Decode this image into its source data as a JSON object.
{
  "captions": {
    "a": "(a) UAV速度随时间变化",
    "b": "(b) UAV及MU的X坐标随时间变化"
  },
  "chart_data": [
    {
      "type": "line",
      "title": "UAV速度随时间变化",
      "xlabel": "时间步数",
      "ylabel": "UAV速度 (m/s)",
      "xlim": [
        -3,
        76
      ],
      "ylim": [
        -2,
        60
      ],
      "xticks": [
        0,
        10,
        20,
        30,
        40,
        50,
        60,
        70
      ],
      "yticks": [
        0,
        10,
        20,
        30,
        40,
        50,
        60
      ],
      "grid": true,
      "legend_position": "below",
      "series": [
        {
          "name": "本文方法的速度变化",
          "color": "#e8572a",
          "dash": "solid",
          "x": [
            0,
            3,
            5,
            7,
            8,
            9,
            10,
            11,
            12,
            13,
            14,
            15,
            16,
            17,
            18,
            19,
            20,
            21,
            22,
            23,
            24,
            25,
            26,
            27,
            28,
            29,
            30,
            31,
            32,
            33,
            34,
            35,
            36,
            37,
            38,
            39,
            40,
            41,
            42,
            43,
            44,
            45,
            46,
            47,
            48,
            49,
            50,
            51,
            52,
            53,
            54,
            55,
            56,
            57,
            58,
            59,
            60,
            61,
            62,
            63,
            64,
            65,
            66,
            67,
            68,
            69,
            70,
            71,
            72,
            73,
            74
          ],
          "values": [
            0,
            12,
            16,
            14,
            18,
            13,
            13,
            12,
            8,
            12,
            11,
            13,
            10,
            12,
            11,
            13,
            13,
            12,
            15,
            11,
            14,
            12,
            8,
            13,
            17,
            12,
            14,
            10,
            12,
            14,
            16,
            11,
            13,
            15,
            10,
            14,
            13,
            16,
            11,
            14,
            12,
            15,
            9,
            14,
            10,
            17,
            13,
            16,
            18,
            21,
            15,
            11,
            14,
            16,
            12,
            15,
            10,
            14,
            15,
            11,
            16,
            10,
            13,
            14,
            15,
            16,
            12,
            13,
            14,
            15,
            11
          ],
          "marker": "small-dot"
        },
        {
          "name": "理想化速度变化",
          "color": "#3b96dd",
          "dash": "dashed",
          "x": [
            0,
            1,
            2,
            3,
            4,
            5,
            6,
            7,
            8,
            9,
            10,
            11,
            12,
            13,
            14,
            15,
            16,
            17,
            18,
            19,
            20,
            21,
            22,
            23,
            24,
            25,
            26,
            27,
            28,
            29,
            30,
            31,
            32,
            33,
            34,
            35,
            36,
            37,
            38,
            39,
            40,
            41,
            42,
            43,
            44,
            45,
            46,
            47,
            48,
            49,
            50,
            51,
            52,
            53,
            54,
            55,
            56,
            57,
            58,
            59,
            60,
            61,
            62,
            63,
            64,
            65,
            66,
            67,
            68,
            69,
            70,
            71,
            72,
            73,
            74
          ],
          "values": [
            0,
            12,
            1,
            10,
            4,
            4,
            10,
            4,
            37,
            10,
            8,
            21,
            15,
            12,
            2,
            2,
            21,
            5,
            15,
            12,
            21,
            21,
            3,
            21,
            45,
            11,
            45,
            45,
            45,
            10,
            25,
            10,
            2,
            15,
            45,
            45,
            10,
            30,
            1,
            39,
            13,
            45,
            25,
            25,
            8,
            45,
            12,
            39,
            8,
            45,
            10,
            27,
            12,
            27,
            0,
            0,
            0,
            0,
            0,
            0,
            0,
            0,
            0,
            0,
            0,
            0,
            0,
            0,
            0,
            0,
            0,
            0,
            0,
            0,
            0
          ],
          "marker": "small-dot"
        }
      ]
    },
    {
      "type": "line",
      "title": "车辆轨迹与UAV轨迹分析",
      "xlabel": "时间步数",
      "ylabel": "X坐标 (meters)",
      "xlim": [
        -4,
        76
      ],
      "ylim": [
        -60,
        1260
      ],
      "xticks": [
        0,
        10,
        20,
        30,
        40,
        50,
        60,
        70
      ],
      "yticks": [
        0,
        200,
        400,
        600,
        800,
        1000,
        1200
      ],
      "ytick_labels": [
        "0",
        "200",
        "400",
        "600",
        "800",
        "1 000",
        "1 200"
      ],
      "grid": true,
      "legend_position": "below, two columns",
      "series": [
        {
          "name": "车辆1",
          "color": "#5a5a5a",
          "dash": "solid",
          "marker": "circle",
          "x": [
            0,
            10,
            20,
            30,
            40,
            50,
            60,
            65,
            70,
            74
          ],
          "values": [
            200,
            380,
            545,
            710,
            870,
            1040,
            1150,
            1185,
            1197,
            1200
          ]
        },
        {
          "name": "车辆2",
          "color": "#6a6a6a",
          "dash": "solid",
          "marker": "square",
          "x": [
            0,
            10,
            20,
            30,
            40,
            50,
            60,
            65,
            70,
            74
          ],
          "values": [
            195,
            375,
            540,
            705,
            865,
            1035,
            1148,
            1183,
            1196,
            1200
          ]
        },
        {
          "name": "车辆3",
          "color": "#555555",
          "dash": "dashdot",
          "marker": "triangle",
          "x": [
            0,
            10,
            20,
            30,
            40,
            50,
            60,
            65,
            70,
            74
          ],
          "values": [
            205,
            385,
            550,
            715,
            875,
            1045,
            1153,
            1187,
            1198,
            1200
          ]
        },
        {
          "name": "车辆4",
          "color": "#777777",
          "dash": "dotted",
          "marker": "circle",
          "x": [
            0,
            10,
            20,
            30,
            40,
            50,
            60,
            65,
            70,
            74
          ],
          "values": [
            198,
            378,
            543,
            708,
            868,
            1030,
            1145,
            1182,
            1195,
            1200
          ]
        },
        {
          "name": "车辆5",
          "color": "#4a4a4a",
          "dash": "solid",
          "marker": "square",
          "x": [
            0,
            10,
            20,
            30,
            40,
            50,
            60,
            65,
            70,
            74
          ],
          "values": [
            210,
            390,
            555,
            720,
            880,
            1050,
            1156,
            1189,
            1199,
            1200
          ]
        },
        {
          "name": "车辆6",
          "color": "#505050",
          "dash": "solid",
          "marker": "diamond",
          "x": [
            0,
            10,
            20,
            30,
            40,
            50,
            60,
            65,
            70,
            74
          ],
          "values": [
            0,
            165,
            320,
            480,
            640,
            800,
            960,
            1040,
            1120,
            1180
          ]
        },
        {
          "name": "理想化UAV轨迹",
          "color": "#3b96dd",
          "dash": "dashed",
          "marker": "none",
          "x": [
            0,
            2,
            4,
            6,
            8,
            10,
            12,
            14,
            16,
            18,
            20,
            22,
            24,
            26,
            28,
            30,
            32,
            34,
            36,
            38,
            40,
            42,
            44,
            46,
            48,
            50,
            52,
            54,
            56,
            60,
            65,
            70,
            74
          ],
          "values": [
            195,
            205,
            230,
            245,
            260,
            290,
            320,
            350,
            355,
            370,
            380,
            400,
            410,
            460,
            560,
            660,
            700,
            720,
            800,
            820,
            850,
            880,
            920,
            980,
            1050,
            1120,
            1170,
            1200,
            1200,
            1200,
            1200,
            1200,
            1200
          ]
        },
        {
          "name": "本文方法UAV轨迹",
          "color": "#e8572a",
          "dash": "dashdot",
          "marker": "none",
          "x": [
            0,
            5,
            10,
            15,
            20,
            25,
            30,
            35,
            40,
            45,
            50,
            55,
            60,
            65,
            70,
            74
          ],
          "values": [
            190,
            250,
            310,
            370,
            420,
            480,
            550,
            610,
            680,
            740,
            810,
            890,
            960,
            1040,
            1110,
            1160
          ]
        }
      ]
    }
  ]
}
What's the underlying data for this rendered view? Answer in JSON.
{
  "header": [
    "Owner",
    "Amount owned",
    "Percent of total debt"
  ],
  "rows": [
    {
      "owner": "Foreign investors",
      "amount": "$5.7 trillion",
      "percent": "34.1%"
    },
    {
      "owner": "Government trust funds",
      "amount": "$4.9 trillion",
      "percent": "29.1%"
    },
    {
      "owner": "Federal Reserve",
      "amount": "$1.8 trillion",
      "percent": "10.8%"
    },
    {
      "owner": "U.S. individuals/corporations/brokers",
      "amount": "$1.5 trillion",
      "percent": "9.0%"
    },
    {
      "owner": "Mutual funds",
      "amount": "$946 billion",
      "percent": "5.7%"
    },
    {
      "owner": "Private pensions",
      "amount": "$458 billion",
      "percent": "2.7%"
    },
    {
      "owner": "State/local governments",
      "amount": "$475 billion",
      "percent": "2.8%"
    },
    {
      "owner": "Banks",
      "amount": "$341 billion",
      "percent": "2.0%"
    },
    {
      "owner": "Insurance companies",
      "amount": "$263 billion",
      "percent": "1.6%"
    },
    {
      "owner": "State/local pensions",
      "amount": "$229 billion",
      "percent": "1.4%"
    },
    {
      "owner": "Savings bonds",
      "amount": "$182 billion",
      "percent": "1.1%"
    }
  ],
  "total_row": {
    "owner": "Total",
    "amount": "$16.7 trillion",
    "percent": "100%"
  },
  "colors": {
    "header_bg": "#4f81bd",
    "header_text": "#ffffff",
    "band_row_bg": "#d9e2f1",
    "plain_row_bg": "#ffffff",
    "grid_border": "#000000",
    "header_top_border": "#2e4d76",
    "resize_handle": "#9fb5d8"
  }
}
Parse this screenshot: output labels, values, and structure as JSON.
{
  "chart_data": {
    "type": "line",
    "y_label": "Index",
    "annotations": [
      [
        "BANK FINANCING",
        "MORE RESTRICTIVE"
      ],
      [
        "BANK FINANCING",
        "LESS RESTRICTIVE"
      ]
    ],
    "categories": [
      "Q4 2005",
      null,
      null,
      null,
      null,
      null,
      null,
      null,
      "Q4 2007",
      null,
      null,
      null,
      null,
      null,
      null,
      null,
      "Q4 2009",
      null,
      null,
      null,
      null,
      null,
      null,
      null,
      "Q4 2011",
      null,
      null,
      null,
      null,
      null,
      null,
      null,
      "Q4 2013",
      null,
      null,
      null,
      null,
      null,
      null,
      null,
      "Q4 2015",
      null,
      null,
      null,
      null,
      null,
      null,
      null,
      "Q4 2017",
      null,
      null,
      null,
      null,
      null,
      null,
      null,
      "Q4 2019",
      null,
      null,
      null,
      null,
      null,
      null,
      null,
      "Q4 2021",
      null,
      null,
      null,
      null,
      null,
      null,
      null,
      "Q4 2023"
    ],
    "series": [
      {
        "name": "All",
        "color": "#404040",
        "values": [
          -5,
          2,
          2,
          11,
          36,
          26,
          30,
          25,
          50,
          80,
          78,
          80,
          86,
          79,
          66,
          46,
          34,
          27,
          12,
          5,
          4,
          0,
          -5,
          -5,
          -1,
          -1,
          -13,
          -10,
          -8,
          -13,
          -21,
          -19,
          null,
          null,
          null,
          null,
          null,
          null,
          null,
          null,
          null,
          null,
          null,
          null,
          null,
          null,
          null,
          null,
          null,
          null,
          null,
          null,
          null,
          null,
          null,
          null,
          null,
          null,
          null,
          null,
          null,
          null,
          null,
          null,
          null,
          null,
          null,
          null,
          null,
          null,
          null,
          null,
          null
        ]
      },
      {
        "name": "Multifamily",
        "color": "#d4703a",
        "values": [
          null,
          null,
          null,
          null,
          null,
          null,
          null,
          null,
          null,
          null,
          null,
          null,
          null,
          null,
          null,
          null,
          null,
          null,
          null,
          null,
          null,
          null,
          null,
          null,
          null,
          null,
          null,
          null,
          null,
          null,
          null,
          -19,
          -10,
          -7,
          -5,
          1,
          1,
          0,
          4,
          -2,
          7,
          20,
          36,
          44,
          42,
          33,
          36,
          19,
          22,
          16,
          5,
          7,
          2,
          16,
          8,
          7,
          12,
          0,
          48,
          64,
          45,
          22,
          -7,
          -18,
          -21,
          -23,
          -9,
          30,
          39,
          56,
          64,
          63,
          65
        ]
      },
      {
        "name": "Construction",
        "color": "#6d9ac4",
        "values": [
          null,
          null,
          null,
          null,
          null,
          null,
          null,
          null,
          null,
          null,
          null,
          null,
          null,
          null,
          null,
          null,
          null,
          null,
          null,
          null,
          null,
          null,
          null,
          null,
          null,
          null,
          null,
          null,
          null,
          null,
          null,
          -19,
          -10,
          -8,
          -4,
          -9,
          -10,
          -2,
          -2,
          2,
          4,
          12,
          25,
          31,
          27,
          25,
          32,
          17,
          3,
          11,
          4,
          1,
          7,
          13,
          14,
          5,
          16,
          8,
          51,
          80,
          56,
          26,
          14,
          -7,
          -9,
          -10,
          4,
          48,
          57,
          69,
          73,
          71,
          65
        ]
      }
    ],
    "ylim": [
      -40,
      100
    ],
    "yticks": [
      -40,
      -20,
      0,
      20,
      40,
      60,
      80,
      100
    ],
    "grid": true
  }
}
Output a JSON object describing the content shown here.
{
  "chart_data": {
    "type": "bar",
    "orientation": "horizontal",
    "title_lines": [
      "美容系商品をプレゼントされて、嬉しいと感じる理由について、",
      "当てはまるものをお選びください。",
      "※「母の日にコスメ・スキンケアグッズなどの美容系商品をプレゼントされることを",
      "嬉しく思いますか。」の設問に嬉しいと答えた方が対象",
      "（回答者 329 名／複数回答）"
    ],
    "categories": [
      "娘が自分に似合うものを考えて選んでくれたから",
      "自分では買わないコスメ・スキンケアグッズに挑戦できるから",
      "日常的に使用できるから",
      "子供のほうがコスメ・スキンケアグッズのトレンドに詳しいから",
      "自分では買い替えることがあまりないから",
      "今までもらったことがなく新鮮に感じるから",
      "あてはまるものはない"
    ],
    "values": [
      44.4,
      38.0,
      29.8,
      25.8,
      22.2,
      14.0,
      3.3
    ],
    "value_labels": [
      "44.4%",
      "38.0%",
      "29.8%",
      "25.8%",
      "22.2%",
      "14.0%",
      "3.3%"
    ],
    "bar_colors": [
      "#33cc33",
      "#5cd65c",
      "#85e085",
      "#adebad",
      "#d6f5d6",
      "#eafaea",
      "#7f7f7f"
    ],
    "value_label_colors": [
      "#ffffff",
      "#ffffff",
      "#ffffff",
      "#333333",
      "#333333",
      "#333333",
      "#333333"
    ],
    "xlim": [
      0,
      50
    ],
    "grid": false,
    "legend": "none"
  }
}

++++++

## REQUIREMENTS
Copy in full each line that holds the word "trillion".

## ANSWER FOR THIS EXERCISE
      "amount": "$5.7 trillion",
      "amount": "$4.9 trillion",
      "amount": "$1.8 trillion",
      "amount": "$1.5 trillion",
    "amount": "$16.7 trillion",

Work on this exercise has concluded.